### [Goal]
Select and copy out every line in the records containing "току".

## BEGIN Material shown

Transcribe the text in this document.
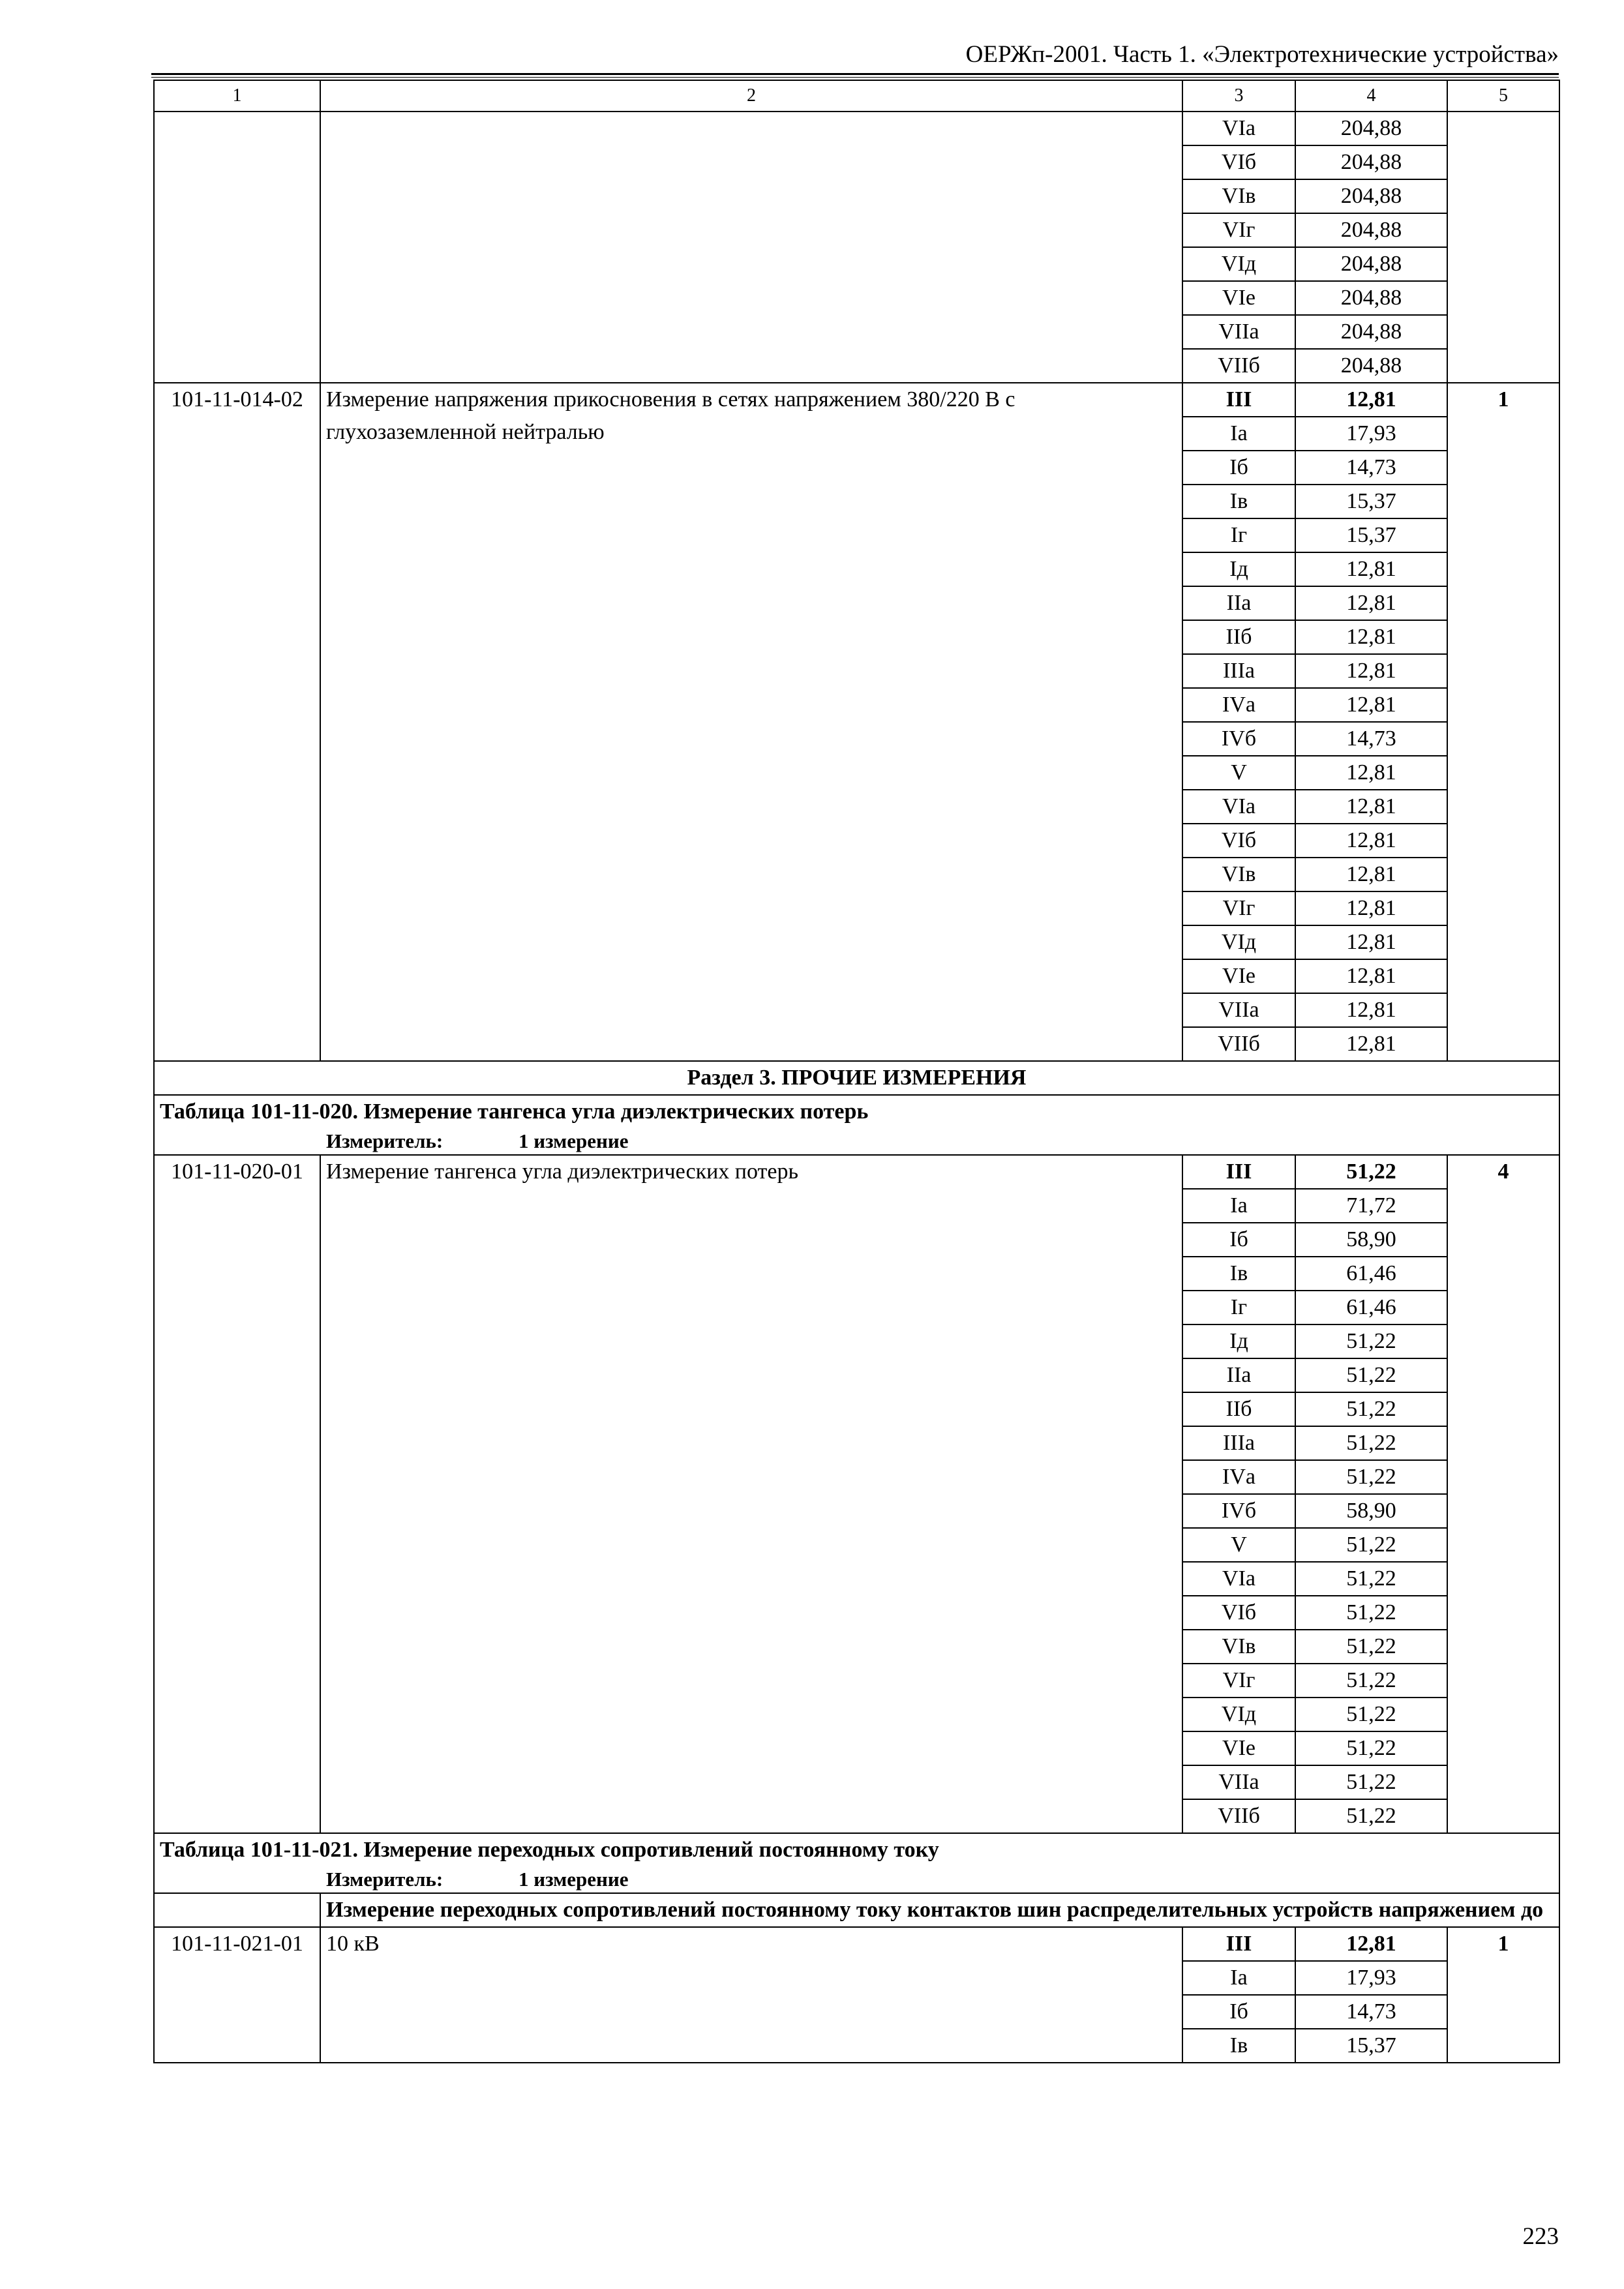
ОЕРЖп-2001. Часть 1. «Электротехнические устройства»
1	2	3	4	5
		VIа	204,88	
		VIб	204,88	
		VIв	204,88	
		VIг	204,88	
		VIд	204,88	
		VIе	204,88	
		VIIа	204,88	
		VIIб	204,88	
101-11-014-02	Измерение напряжения прикосновения в сетях напряжением 380/220 В с глухозаземленной нейтралью	III	12,81	1
		Iа	17,93	
		Iб	14,73	
		Iв	15,37	
		Iг	15,37	
		Iд	12,81	
		IIа	12,81	
		IIб	12,81	
		IIIа	12,81	
		IVа	12,81	
		IVб	14,73	
		V	12,81	
		VIа	12,81	
		VIб	12,81	
		VIв	12,81	
		VIг	12,81	
		VIд	12,81	
		VIе	12,81	
		VIIа	12,81	
		VIIб	12,81	
Раздел 3. ПРОЧИЕ ИЗМЕРЕНИЯ				

Таблица 101-11-020. Измерение тангенса угла диэлектрических потерь
Измеритель: 1 измерение				

101-11-020-01	Измерение тангенса угла диэлектрических потерь	III	51,22	4
		Iа	71,72	
		Iб	58,90	
		Iв	61,46	
		Iг	61,46	
		Iд	51,22	
		IIа	51,22	
		IIб	51,22	
		IIIа	51,22	
		IVа	51,22	
		IVб	58,90	
		V	51,22	
		VIа	51,22	
		VIб	51,22	
		VIв	51,22	
		VIг	51,22	
		VIд	51,22	
		VIе	51,22	
		VIIа	51,22	
		VIIб	51,22	

Таблица 101-11-021. Измерение переходных сопротивлений постоянному току
Измеритель: 1 измерение				

	Измерение переходных сопротивлений постоянному току контактов шин распределительных устройств напряжением до			
101-11-021-01	10 кВ	III	12,81	1
		Iа	17,93	
		Iб	14,73	
		Iв	15,37	
223
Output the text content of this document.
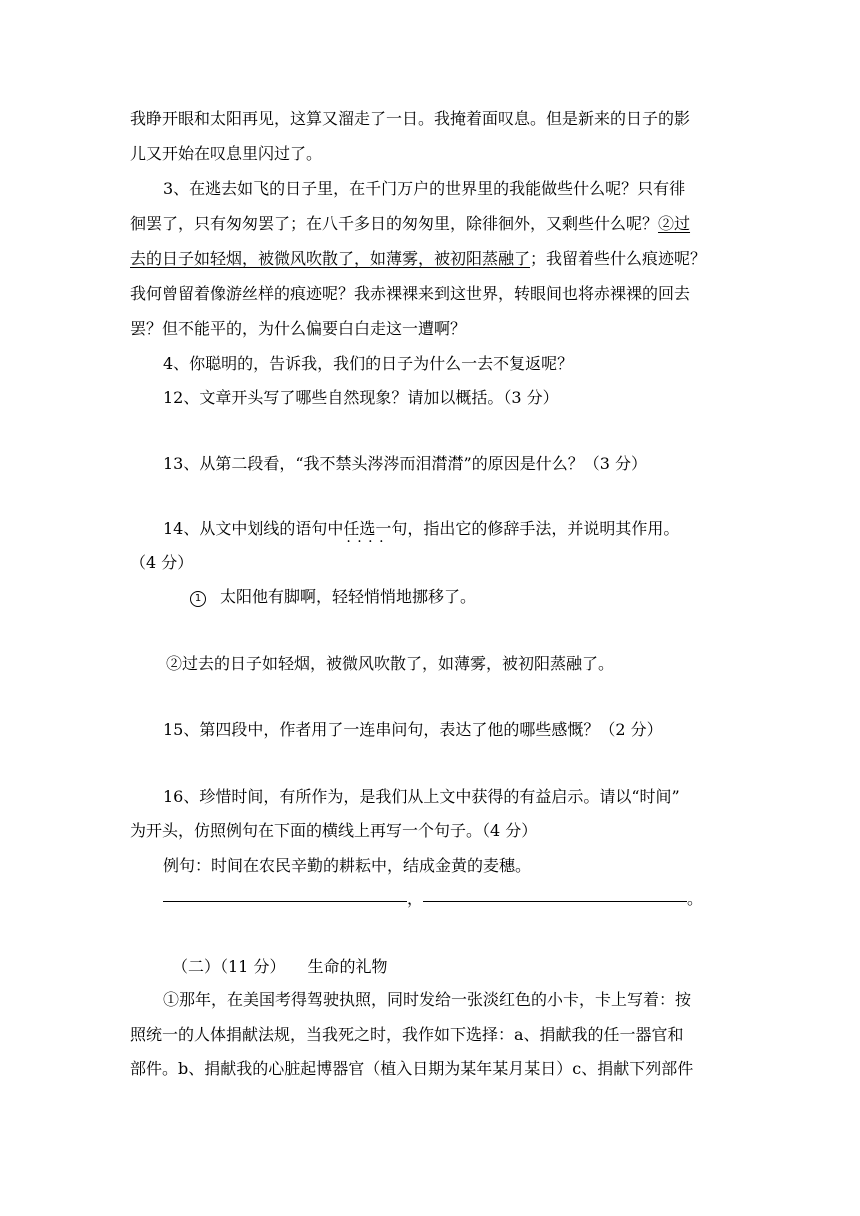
我睁开眼和太阳再见，这算又溜走了一日。我掩着面叹息。但是新来的日子的影
儿又开始在叹息里闪过了。
3、在逃去如飞的日子里，在千门万户的世界里的我能做些什么呢？只有徘
徊罢了，只有匆匆罢了；在八千多日的匆匆里，除徘徊外，又剩些什么呢？②过
去的日子如轻烟，被微风吹散了，如薄雾，被初阳蒸融了；我留着些什么痕迹呢？
我何曾留着像游丝样的痕迹呢？我赤裸裸来到这世界，转眼间也将赤裸裸的回去
罢？但不能平的，为什么偏要白白走这一遭啊？
4、你聪明的，告诉我，我们的日子为什么一去不复返呢？
12、文章开头写了哪些自然现象？请加以概括。（3 分）
13、从第二段看，“我不禁头涔涔而泪潸潸”的原因是什么？（3 分）
14、从文中划线的语句中任选一句 · · · ·，指出它的修辞手法，并说明其作用。
（4 分）
1 太阳他有脚啊，轻轻悄悄地挪移了。
②过去的日子如轻烟，被微风吹散了，如薄雾，被初阳蒸融了。
15、第四段中，作者用了一连串问句，表达了他的哪些感慨？（2 分）
16、珍惜时间，有所作为，是我们从上文中获得的有益启示。请以“时间”
为开头，仿照例句在下面的横线上再写一个句子。（4 分）
例句：时间在农民辛勤的耕耘中，结成金黄的麦穗。
，	。
（二）（11 分） 生命的礼物
①那年，在美国考得驾驶执照，同时发给一张淡红色的小卡，卡上写着：按
照统一的人体捐献法规，当我死之时，我作如下选择：a、捐献我的任一器官和
部件。b、捐献我的心脏起博器官（植入日期为某年某月某日）c、捐献下列部件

## END Material shown

### [Exercise output]
Таблица 101-11-021. Измерение переходных сопротивлений постоянному току
	Измерение переходных сопротивлений постоянному току контактов шин распределительных устройств напряжением до			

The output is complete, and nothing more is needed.